— Problem requirements —
Return the count of lines that hold the string "median", with no other words.

— Data extract —
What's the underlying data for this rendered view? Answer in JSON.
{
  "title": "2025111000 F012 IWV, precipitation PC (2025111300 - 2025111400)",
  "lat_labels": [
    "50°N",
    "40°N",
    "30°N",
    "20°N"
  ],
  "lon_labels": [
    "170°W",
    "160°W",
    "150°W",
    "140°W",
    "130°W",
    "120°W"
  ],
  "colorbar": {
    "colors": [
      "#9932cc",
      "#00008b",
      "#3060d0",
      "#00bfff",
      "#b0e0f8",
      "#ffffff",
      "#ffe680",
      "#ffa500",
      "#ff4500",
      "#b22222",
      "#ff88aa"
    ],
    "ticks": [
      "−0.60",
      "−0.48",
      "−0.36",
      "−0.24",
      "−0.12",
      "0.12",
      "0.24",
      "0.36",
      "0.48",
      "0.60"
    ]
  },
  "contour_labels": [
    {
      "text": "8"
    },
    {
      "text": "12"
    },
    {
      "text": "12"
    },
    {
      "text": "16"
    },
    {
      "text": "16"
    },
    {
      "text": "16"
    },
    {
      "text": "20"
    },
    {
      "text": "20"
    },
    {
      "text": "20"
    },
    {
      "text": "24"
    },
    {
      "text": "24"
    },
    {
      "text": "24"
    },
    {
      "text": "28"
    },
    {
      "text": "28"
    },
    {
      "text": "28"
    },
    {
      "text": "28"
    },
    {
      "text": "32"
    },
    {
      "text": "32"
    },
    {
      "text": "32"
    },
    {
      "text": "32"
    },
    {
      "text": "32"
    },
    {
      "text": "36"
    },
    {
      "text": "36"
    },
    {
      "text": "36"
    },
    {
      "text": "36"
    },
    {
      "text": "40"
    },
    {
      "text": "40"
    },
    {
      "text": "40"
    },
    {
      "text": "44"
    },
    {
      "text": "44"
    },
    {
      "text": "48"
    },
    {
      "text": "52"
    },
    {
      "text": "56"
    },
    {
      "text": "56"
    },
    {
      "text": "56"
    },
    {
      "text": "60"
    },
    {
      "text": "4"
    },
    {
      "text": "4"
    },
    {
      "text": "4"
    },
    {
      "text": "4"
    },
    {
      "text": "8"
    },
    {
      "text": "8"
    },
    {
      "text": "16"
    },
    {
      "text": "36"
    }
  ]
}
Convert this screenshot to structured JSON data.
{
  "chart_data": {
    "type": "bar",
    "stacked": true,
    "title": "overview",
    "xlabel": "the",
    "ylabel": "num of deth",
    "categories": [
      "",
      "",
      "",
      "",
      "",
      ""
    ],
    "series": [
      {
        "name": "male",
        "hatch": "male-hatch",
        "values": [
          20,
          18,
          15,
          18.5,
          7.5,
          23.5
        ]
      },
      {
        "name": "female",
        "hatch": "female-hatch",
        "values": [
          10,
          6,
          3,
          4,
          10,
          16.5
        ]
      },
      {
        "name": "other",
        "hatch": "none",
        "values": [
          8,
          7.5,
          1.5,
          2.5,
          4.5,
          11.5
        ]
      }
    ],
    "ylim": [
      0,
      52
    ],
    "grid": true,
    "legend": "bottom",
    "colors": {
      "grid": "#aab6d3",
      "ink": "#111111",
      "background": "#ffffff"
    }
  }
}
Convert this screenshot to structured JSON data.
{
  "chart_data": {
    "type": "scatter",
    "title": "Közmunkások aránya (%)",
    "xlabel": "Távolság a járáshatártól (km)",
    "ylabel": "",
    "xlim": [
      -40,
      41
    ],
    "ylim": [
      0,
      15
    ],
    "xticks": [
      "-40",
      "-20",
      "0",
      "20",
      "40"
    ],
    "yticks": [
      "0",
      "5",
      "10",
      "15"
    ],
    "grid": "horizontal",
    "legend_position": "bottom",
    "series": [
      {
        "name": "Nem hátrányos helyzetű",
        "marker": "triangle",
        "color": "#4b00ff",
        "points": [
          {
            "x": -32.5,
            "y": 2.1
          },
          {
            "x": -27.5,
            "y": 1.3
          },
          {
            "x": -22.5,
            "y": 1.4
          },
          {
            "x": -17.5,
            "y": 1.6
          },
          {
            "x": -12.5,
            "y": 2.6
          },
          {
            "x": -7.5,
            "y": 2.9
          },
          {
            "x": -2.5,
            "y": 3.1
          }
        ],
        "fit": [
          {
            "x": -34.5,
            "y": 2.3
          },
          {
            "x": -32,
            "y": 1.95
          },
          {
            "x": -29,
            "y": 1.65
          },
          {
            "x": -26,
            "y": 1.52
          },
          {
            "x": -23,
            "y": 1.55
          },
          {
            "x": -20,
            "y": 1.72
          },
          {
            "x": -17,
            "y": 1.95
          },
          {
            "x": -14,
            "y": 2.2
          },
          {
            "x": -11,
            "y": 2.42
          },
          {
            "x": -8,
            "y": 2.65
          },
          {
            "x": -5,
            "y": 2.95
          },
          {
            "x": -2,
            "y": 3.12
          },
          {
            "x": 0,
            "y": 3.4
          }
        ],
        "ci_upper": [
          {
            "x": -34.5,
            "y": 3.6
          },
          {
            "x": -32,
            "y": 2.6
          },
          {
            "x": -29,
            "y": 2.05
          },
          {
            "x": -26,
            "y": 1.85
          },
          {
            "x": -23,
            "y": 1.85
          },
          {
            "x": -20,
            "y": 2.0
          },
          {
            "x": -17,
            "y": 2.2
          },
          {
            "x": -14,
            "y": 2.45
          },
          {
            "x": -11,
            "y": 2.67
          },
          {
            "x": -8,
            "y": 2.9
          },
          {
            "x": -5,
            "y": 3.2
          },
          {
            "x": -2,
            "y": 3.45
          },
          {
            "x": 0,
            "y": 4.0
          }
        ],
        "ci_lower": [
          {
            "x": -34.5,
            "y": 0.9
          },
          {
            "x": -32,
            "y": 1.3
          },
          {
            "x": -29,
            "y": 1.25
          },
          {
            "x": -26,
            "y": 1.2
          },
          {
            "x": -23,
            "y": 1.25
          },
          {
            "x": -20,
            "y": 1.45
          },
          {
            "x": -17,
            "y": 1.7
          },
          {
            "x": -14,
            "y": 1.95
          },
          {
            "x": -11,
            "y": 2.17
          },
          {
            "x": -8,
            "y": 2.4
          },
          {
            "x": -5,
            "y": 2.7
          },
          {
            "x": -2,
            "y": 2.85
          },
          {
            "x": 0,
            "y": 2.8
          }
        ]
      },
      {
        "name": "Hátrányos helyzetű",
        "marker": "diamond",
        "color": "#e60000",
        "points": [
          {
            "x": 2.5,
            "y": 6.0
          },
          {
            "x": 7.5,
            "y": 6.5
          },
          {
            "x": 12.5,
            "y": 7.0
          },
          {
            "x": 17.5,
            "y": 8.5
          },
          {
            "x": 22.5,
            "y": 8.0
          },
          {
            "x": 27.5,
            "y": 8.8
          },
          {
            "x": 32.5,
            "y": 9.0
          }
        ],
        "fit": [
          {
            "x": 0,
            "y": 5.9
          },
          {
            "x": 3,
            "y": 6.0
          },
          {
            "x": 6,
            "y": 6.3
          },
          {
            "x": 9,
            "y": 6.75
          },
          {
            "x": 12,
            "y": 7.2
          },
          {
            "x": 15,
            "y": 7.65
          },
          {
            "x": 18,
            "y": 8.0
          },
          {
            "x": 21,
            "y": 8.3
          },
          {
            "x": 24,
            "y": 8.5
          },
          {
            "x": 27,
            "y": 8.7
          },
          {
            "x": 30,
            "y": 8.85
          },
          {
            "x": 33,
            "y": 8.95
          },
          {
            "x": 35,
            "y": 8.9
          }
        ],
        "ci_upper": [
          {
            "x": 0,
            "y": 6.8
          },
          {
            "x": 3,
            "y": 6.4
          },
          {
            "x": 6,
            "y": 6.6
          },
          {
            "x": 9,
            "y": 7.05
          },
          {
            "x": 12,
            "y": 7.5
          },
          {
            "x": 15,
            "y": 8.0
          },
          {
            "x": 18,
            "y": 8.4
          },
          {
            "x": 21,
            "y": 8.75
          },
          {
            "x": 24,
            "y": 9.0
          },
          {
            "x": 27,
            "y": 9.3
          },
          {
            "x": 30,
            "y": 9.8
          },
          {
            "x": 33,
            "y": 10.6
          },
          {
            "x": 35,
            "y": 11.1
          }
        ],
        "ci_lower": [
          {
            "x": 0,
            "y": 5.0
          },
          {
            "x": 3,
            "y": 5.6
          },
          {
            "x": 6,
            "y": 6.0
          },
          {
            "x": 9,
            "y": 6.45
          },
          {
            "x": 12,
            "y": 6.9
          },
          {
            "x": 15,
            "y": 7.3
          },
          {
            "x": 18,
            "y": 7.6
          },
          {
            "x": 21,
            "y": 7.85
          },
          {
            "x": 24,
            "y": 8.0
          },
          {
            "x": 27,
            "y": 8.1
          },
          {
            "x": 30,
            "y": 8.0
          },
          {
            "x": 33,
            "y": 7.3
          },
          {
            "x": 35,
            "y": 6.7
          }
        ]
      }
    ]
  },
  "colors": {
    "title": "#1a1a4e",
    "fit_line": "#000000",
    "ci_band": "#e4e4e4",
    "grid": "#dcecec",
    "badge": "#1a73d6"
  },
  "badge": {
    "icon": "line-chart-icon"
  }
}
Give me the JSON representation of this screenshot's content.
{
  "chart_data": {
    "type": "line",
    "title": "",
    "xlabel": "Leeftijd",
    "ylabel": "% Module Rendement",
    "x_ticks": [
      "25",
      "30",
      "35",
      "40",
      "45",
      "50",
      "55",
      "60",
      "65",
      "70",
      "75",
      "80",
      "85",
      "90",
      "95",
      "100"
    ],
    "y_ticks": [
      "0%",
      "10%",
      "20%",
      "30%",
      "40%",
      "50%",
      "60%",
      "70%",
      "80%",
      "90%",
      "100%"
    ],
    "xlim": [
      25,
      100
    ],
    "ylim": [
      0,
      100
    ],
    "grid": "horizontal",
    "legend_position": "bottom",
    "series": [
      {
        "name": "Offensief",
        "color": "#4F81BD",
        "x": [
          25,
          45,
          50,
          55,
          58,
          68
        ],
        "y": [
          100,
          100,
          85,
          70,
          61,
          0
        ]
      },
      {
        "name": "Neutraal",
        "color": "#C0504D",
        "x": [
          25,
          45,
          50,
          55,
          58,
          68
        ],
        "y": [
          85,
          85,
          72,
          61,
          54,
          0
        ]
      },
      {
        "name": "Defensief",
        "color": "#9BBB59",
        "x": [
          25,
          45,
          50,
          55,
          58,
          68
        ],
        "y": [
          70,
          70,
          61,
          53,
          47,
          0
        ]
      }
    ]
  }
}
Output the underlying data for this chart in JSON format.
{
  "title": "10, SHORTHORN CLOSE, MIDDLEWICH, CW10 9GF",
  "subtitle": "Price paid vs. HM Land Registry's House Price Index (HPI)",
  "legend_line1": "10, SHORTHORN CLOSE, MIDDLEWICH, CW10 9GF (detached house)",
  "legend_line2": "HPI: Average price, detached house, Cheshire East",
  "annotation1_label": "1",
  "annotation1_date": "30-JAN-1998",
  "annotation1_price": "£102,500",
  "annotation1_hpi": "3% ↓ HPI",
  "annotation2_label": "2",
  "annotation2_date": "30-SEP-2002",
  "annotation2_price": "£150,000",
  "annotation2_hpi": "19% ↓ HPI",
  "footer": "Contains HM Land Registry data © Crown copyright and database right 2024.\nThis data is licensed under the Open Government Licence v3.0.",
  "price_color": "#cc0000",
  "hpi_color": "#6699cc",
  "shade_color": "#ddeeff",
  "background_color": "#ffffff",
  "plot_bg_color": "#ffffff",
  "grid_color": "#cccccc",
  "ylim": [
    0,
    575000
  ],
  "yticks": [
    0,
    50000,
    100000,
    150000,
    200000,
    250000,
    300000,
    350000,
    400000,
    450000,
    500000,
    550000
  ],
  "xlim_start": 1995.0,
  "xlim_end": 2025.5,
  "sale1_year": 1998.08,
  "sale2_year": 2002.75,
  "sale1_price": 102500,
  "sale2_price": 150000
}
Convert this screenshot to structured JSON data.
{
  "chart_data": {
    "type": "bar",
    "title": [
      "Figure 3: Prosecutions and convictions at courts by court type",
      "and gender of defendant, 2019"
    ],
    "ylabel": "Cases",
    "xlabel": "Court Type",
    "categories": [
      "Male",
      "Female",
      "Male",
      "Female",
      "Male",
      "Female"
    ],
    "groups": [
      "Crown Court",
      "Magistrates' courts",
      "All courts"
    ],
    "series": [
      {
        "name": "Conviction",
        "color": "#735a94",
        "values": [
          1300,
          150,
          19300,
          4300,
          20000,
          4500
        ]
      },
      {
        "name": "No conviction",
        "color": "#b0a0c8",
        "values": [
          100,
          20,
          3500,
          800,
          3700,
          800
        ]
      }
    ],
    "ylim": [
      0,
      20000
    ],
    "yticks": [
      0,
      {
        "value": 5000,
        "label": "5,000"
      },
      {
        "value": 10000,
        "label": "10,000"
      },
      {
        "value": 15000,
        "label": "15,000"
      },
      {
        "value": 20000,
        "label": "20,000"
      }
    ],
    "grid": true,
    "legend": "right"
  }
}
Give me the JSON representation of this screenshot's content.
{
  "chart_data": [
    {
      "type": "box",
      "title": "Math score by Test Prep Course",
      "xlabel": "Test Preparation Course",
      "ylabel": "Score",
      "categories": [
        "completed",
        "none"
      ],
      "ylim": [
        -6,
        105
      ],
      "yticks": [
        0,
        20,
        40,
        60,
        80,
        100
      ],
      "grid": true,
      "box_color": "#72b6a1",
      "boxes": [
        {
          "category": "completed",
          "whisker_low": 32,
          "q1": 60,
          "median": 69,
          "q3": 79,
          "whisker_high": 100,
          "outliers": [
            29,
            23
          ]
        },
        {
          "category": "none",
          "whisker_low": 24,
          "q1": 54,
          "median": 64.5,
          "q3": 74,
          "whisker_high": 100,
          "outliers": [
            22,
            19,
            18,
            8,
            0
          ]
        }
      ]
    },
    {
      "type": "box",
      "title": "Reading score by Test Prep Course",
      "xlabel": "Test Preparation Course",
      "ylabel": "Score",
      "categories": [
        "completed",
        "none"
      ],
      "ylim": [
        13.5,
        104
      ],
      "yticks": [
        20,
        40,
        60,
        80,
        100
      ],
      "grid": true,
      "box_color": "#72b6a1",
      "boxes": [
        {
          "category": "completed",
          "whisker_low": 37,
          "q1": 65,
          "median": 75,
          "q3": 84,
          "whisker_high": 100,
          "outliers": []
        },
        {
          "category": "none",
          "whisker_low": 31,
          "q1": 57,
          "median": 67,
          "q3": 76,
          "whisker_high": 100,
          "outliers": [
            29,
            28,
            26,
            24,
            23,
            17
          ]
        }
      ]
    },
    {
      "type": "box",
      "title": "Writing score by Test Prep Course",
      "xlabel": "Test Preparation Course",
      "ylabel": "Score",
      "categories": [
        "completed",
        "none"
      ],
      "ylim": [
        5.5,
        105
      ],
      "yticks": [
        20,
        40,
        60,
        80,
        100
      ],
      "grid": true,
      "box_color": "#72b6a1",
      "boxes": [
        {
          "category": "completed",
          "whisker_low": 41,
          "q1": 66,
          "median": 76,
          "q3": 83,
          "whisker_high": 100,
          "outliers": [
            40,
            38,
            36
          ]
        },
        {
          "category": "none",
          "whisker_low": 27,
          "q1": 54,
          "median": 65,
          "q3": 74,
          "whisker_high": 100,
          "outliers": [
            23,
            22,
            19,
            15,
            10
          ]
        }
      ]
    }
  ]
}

— Written answer —
6